◆ **Goal**
Pick out each line below containing "content".

________________

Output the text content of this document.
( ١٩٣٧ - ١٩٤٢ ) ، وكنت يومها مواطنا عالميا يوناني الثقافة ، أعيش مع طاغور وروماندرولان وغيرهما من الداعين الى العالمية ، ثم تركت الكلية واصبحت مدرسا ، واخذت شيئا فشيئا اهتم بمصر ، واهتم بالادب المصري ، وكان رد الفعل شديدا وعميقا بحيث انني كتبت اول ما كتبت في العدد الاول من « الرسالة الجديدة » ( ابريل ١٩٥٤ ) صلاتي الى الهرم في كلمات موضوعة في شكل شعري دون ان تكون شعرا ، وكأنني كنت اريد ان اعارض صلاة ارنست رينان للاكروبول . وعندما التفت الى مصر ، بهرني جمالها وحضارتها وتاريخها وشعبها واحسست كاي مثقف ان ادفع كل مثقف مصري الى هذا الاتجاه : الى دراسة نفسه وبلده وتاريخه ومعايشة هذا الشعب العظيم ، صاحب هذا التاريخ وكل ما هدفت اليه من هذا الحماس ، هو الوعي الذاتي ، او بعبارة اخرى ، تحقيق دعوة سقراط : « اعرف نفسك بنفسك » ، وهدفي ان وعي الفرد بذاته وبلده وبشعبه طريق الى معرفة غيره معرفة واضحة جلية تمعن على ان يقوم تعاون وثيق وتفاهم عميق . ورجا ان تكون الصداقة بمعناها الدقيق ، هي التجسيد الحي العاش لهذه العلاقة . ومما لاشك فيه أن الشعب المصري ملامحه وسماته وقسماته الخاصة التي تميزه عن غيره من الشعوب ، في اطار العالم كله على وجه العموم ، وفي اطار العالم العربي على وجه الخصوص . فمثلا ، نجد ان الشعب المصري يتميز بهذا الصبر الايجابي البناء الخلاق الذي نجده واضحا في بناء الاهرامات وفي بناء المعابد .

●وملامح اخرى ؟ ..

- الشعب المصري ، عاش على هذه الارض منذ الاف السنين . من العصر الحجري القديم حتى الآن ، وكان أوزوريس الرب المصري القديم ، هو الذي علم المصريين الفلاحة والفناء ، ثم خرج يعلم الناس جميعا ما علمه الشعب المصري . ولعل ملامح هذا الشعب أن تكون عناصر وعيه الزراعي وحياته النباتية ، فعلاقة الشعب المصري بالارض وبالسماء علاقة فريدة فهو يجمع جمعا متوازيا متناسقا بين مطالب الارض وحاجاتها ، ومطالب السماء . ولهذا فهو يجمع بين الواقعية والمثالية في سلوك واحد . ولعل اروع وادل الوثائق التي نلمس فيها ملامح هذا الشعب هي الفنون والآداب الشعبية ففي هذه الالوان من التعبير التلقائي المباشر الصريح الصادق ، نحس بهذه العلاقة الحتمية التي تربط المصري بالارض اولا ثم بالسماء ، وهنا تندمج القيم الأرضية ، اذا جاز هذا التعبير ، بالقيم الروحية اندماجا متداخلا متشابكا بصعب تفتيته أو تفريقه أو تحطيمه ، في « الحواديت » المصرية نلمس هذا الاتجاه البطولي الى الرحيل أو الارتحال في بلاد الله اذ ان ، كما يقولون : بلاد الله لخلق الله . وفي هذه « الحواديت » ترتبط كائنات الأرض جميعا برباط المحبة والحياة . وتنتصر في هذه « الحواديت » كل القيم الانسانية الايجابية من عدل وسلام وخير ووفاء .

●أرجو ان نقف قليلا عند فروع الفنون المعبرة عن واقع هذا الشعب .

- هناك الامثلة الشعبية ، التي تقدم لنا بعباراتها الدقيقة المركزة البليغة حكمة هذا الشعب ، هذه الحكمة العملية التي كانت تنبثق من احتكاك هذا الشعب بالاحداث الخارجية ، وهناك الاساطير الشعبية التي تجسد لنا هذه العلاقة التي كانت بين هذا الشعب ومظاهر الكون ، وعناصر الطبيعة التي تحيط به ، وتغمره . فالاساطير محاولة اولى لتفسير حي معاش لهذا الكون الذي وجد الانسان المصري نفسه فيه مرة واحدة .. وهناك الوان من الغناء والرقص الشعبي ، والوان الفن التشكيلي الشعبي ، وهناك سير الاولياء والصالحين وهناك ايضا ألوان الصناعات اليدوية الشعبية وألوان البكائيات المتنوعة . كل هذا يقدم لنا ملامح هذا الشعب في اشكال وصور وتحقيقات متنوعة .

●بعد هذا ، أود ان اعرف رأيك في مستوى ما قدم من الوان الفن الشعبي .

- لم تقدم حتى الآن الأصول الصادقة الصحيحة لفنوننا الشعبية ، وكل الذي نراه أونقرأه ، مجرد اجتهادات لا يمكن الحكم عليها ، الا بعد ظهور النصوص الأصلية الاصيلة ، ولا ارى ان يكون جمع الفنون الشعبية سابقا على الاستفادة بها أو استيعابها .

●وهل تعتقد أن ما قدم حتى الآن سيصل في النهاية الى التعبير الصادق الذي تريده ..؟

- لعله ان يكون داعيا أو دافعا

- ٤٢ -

________________

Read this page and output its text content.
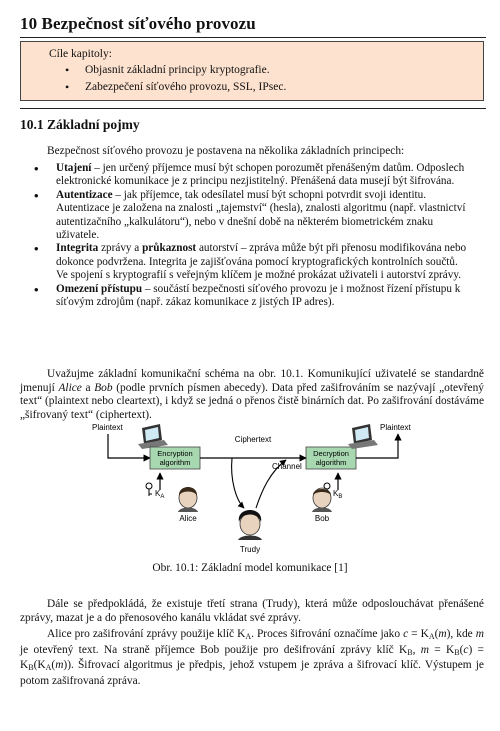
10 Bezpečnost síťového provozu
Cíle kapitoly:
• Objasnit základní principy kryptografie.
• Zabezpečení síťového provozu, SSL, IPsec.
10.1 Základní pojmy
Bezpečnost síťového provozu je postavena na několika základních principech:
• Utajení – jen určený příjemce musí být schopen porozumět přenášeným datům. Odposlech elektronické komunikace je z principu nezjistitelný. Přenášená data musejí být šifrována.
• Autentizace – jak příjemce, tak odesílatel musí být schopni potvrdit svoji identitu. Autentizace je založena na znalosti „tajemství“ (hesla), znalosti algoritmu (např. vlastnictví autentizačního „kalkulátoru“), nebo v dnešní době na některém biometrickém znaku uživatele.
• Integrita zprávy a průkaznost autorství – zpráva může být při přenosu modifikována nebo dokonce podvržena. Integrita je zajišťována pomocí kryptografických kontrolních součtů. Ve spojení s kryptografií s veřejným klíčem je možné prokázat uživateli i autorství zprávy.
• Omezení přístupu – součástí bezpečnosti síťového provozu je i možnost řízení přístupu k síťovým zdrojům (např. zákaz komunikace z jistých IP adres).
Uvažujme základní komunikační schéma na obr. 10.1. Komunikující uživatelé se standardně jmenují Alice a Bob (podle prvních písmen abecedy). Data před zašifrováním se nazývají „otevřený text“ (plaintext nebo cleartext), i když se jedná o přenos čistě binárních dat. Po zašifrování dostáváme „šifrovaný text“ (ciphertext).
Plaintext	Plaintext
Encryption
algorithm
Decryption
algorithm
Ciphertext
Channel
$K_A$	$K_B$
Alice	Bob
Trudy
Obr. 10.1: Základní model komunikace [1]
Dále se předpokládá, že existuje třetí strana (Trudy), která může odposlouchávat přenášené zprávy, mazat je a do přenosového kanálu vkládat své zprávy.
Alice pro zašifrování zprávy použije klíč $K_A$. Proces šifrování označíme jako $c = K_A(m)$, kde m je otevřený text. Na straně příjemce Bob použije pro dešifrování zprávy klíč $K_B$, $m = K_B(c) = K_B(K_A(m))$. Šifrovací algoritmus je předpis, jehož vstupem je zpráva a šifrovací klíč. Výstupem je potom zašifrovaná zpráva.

________________

◆ **Response to the exercise**
Output the text content of this document.
Read this page and output its text content.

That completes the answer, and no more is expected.